__Required task__.
Extract the complete listing and repeat it word for word.

Records excerpted from a collection

------------------------

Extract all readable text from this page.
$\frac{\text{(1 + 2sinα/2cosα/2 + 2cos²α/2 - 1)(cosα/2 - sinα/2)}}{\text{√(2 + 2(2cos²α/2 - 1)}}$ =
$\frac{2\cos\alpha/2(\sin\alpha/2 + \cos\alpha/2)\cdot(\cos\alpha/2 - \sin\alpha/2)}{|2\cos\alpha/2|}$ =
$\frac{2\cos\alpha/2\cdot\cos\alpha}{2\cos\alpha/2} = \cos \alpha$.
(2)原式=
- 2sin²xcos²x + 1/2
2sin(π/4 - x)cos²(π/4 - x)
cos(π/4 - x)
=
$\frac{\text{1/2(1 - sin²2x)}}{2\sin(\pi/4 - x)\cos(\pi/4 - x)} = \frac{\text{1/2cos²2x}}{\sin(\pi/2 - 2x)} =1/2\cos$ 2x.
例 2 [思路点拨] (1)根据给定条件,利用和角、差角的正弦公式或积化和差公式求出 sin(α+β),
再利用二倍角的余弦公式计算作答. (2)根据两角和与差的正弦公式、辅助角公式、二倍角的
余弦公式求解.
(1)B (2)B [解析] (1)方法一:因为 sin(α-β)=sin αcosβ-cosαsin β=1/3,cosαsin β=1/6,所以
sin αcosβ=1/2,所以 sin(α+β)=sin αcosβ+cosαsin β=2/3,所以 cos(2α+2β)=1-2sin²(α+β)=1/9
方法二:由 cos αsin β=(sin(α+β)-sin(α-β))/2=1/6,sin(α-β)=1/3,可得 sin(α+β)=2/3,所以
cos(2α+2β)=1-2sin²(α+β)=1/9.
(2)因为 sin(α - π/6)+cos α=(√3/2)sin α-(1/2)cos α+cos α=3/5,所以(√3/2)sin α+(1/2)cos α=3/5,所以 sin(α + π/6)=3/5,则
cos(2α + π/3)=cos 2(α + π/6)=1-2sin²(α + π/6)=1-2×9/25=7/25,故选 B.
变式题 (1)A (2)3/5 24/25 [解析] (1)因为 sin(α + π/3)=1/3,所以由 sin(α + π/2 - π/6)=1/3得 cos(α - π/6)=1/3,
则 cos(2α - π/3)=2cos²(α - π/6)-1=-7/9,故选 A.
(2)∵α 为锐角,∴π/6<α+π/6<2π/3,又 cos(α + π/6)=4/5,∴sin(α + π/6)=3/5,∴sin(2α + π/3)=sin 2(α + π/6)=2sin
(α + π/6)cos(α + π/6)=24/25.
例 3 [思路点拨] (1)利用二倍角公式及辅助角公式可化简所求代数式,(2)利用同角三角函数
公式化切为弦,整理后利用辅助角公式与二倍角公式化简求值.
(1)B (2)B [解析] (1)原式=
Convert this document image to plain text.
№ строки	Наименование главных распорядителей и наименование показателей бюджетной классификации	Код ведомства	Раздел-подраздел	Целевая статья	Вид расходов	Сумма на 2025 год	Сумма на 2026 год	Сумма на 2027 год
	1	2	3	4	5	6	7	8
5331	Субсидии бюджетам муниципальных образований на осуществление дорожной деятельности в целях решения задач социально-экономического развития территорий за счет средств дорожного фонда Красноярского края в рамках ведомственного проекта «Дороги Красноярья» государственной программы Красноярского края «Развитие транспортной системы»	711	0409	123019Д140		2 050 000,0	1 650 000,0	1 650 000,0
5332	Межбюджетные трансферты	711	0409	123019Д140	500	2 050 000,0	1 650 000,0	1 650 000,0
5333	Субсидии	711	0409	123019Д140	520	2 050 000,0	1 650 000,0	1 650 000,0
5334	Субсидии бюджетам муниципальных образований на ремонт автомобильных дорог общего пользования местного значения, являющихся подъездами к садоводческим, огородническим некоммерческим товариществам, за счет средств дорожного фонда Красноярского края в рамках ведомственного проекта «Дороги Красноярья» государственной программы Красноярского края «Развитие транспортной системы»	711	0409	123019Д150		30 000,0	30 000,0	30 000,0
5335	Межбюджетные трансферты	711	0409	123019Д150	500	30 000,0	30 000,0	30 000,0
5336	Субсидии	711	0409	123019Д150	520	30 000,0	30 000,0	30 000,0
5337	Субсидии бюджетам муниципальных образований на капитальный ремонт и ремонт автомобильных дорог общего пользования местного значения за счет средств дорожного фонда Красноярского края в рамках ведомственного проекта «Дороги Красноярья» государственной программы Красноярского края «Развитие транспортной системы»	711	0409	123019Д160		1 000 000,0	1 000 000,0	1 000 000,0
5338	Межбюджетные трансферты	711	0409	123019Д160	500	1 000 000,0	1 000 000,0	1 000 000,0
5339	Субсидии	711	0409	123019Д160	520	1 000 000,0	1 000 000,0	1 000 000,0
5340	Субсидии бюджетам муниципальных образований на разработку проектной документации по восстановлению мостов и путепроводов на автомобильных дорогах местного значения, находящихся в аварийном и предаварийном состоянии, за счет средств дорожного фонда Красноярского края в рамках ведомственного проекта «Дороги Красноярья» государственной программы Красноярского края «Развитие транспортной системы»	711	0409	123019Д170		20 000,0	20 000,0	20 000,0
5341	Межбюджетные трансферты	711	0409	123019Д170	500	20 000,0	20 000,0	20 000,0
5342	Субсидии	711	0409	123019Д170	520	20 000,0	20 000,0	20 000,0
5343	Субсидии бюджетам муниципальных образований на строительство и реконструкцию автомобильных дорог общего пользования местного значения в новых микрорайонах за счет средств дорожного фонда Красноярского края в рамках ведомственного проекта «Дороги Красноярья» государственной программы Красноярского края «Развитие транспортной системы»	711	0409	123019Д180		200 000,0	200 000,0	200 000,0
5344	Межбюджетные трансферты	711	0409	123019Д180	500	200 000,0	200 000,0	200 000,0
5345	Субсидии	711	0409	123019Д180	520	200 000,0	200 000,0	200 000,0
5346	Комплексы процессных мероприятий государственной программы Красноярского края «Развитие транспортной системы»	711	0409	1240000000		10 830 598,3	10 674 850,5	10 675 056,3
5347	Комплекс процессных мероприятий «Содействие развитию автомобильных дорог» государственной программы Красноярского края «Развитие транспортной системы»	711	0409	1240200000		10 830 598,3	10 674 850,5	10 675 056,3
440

------------------------

__Result of the exercise__.
Extract all readable text from this page.
$\frac{\text{(1 + 2sinα/2cosα/2 + 2cos²α/2 - 1)(cosα/2 - sinα/2)}}{\text{√(2 + 2(2cos²α/2 - 1)}}$ =
$\frac{2\cos\alpha/2(\sin\alpha/2 + \cos\alpha/2)\cdot(\cos\alpha/2 - \sin\alpha/2)}{|2\cos\alpha/2|}$ =
$\frac{2\cos\alpha/2\cdot\cos\alpha}{2\cos\alpha/2} = \cos \alpha$.
(2)原式=
- 2sin²xcos²x + 1/2
2sin(π/4 - x)cos²(π/4 - x)
cos(π/4 - x)
=
$\frac{\text{1/2(1 - sin²2x)}}{2\sin(\pi/4 - x)\cos(\pi/4 - x)} = \frac{\text{1/2cos²2x}}{\sin(\pi/2 - 2x)} =1/2\cos$ 2x.
例 2 [思路点拨] (1)根据给定条件,利用和角、差角的正弦公式或积化和差公式求出 sin(α+β),
再利用二倍角的余弦公式计算作答. (2)根据两角和与差的正弦公式、辅助角公式、二倍角的
余弦公式求解.
(1)B (2)B [解析] (1)方法一:因为 sin(α-β)=sin αcosβ-cosαsin β=1/3,cosαsin β=1/6,所以
sin αcosβ=1/2,所以 sin(α+β)=sin αcosβ+cosαsin β=2/3,所以 cos(2α+2β)=1-2sin²(α+β)=1/9
方法二:由 cos αsin β=(sin(α+β)-sin(α-β))/2=1/6,sin(α-β)=1/3,可得 sin(α+β)=2/3,所以
cos(2α+2β)=1-2sin²(α+β)=1/9.
(2)因为 sin(α - π/6)+cos α=(√3/2)sin α-(1/2)cos α+cos α=3/5,所以(√3/2)sin α+(1/2)cos α=3/5,所以 sin(α + π/6)=3/5,则
cos(2α + π/3)=cos 2(α + π/6)=1-2sin²(α + π/6)=1-2×9/25=7/25,故选 B.
变式题 (1)A (2)3/5 24/25 [解析] (1)因为 sin(α + π/3)=1/3,所以由 sin(α + π/2 - π/6)=1/3得 cos(α - π/6)=1/3,
则 cos(2α - π/3)=2cos²(α - π/6)-1=-7/9,故选 A.
(2)∵α 为锐角,∴π/6<α+π/6<2π/3,又 cos(α + π/6)=4/5,∴sin(α + π/6)=3/5,∴sin(2α + π/3)=sin 2(α + π/6)=2sin
(α + π/6)cos(α + π/6)=24/25.
例 3 [思路点拨] (1)利用二倍角公式及辅助角公式可化简所求代数式,(2)利用同角三角函数
公式化切为弦,整理后利用辅助角公式与二倍角公式化简求值.
(1)B (2)B [解析] (1)原式=
Convert this document image to plain text.
№ строки	Наименование главных распорядителей и наименование показателей бюджетной классификации	Код ведомства	Раздел-подраздел	Целевая статья	Вид расходов	Сумма на 2025 год	Сумма на 2026 год	Сумма на 2027 год
	1	2	3	4	5	6	7	8
5331	Субсидии бюджетам муниципальных образований на осуществление дорожной деятельности в целях решения задач социально-экономического развития территорий за счет средств дорожного фонда Красноярского края в рамках ведомственного проекта «Дороги Красноярья» государственной программы Красноярского края «Развитие транспортной системы»	711	0409	123019Д140		2 050 000,0	1 650 000,0	1 650 000,0
5332	Межбюджетные трансферты	711	0409	123019Д140	500	2 050 000,0	1 650 000,0	1 650 000,0
5333	Субсидии	711	0409	123019Д140	520	2 050 000,0	1 650 000,0	1 650 000,0
5334	Субсидии бюджетам муниципальных образований на ремонт автомобильных дорог общего пользования местного значения, являющихся подъездами к садоводческим, огородническим некоммерческим товариществам, за счет средств дорожного фонда Красноярского края в рамках ведомственного проекта «Дороги Красноярья» государственной программы Красноярского края «Развитие транспортной системы»	711	0409	123019Д150		30 000,0	30 000,0	30 000,0
5335	Межбюджетные трансферты	711	0409	123019Д150	500	30 000,0	30 000,0	30 000,0
5336	Субсидии	711	0409	123019Д150	520	30 000,0	30 000,0	30 000,0
5337	Субсидии бюджетам муниципальных образований на капитальный ремонт и ремонт автомобильных дорог общего пользования местного значения за счет средств дорожного фонда Красноярского края в рамках ведомственного проекта «Дороги Красноярья» государственной программы Красноярского края «Развитие транспортной системы»	711	0409	123019Д160		1 000 000,0	1 000 000,0	1 000 000,0
5338	Межбюджетные трансферты	711	0409	123019Д160	500	1 000 000,0	1 000 000,0	1 000 000,0
5339	Субсидии	711	0409	123019Д160	520	1 000 000,0	1 000 000,0	1 000 000,0
5340	Субсидии бюджетам муниципальных образований на разработку проектной документации по восстановлению мостов и путепроводов на автомобильных дорогах местного значения, находящихся в аварийном и предаварийном состоянии, за счет средств дорожного фонда Красноярского края в рамках ведомственного проекта «Дороги Красноярья» государственной программы Красноярского края «Развитие транспортной системы»	711	0409	123019Д170		20 000,0	20 000,0	20 000,0
5341	Межбюджетные трансферты	711	0409	123019Д170	500	20 000,0	20 000,0	20 000,0
5342	Субсидии	711	0409	123019Д170	520	20 000,0	20 000,0	20 000,0
5343	Субсидии бюджетам муниципальных образований на строительство и реконструкцию автомобильных дорог общего пользования местного значения в новых микрорайонах за счет средств дорожного фонда Красноярского края в рамках ведомственного проекта «Дороги Красноярья» государственной программы Красноярского края «Развитие транспортной системы»	711	0409	123019Д180		200 000,0	200 000,0	200 000,0
5344	Межбюджетные трансферты	711	0409	123019Д180	500	200 000,0	200 000,0	200 000,0
5345	Субсидии	711	0409	123019Д180	520	200 000,0	200 000,0	200 000,0
5346	Комплексы процессных мероприятий государственной программы Красноярского края «Развитие транспортной системы»	711	0409	1240000000		10 830 598,3	10 674 850,5	10 675 056,3
5347	Комплекс процессных мероприятий «Содействие развитию автомобильных дорог» государственной программы Красноярского края «Развитие транспортной системы»	711	0409	1240200000		10 830 598,3	10 674 850,5	10 675 056,3
440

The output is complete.